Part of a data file
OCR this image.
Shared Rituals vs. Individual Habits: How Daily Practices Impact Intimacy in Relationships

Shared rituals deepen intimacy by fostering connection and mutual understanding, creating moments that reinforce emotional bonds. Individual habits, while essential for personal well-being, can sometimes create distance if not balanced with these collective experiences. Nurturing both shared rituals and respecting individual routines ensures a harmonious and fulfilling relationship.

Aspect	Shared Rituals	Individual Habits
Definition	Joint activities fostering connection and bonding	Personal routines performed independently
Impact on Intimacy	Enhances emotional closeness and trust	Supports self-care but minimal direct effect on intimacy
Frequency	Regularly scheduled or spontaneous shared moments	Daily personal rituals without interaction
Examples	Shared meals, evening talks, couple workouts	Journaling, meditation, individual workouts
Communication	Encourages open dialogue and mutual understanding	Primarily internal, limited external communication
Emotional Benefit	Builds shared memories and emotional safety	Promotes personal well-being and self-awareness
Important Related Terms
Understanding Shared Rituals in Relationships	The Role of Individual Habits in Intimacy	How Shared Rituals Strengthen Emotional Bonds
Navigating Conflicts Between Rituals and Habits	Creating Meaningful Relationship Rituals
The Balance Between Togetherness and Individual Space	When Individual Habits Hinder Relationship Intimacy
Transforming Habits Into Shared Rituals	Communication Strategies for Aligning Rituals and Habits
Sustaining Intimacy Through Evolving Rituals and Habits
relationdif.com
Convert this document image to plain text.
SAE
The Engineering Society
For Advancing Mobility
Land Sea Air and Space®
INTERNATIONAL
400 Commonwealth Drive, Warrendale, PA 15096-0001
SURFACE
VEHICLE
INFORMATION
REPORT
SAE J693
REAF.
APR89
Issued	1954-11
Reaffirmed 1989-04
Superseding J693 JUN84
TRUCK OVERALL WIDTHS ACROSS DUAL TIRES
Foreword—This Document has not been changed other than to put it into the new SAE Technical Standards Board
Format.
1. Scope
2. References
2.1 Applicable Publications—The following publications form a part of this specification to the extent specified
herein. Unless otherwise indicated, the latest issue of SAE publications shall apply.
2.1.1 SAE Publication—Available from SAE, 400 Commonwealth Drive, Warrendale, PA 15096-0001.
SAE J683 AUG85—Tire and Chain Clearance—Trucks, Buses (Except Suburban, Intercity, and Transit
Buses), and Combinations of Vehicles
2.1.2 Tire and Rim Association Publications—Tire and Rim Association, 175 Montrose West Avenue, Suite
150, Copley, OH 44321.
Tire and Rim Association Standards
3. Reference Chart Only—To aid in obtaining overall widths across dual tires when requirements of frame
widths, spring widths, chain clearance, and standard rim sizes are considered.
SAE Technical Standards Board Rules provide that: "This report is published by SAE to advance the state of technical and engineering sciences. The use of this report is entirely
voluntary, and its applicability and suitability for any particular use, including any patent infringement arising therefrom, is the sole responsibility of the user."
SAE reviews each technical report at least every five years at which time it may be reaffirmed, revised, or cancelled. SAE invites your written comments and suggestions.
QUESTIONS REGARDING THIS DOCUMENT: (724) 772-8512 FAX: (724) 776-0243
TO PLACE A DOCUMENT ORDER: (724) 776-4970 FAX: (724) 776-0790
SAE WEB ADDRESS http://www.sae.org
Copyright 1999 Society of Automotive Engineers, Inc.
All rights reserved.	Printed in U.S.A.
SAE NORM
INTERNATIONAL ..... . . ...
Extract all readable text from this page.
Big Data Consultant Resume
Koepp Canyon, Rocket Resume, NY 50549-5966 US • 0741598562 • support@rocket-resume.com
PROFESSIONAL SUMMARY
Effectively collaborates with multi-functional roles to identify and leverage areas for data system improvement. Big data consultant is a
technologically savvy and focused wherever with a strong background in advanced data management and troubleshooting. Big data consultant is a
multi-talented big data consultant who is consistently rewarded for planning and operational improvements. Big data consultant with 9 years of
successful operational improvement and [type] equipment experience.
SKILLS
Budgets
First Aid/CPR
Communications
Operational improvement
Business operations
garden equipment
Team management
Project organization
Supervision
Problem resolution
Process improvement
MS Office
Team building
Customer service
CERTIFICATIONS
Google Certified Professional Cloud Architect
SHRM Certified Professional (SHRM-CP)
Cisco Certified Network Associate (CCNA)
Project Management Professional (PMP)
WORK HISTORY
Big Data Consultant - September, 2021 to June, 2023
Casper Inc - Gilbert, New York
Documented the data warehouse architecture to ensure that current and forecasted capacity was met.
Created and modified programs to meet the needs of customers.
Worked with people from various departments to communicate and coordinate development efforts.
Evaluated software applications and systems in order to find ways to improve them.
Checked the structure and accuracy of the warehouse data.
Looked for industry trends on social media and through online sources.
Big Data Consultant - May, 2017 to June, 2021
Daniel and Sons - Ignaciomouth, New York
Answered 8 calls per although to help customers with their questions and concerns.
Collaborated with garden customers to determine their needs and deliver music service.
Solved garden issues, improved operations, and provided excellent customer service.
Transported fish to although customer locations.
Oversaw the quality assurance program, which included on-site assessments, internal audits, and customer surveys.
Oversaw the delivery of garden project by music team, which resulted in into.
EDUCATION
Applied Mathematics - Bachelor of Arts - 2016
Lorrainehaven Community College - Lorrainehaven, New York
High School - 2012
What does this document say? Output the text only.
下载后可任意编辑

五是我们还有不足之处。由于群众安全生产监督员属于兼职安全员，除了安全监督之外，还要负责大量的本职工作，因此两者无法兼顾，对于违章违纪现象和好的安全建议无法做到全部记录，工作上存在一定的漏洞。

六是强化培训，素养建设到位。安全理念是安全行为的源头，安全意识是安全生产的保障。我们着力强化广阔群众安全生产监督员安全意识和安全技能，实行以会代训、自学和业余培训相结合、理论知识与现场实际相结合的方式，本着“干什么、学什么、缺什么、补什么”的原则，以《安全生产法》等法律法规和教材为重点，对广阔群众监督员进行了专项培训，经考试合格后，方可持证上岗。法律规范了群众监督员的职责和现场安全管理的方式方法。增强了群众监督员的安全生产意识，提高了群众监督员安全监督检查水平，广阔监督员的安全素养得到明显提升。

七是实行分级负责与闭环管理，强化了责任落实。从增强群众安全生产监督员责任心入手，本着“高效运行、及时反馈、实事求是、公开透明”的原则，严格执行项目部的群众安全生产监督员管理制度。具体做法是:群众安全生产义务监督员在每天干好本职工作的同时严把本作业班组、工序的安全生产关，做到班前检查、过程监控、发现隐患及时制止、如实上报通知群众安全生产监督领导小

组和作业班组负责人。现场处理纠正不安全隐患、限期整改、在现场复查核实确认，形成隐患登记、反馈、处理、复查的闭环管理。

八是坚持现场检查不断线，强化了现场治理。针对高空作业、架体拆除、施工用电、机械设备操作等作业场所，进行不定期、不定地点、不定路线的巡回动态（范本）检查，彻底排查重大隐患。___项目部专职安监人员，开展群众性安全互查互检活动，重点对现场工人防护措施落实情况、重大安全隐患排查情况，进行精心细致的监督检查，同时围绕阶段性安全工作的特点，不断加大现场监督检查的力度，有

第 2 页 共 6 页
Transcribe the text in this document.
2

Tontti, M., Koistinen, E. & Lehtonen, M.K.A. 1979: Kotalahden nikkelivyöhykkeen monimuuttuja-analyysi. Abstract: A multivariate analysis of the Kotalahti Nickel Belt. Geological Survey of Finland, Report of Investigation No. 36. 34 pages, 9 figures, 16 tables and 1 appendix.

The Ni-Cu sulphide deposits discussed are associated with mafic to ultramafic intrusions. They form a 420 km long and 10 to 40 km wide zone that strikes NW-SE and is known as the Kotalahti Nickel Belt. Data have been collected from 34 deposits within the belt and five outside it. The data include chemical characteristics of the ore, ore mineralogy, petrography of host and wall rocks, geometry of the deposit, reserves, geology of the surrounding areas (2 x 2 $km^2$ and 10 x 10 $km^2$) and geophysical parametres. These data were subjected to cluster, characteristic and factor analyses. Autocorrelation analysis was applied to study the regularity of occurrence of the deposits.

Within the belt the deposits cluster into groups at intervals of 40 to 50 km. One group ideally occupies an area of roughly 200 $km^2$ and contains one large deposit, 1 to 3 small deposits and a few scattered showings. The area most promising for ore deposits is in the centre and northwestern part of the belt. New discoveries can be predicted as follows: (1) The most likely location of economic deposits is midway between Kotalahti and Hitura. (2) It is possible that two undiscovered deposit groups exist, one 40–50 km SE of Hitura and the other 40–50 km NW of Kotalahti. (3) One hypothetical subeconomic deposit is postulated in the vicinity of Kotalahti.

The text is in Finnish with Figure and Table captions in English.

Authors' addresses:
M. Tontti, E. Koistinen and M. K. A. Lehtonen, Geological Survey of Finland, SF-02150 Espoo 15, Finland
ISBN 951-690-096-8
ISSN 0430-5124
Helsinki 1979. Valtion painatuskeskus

What to produce ▸
From the material above, copy each line that includes the word "customers".

Complete output ▸
Created and modified programs to meet the needs of customers.
Answered 8 calls per although to help customers with their questions and concerns.
Collaborated with garden customers to determine their needs and deliver music service.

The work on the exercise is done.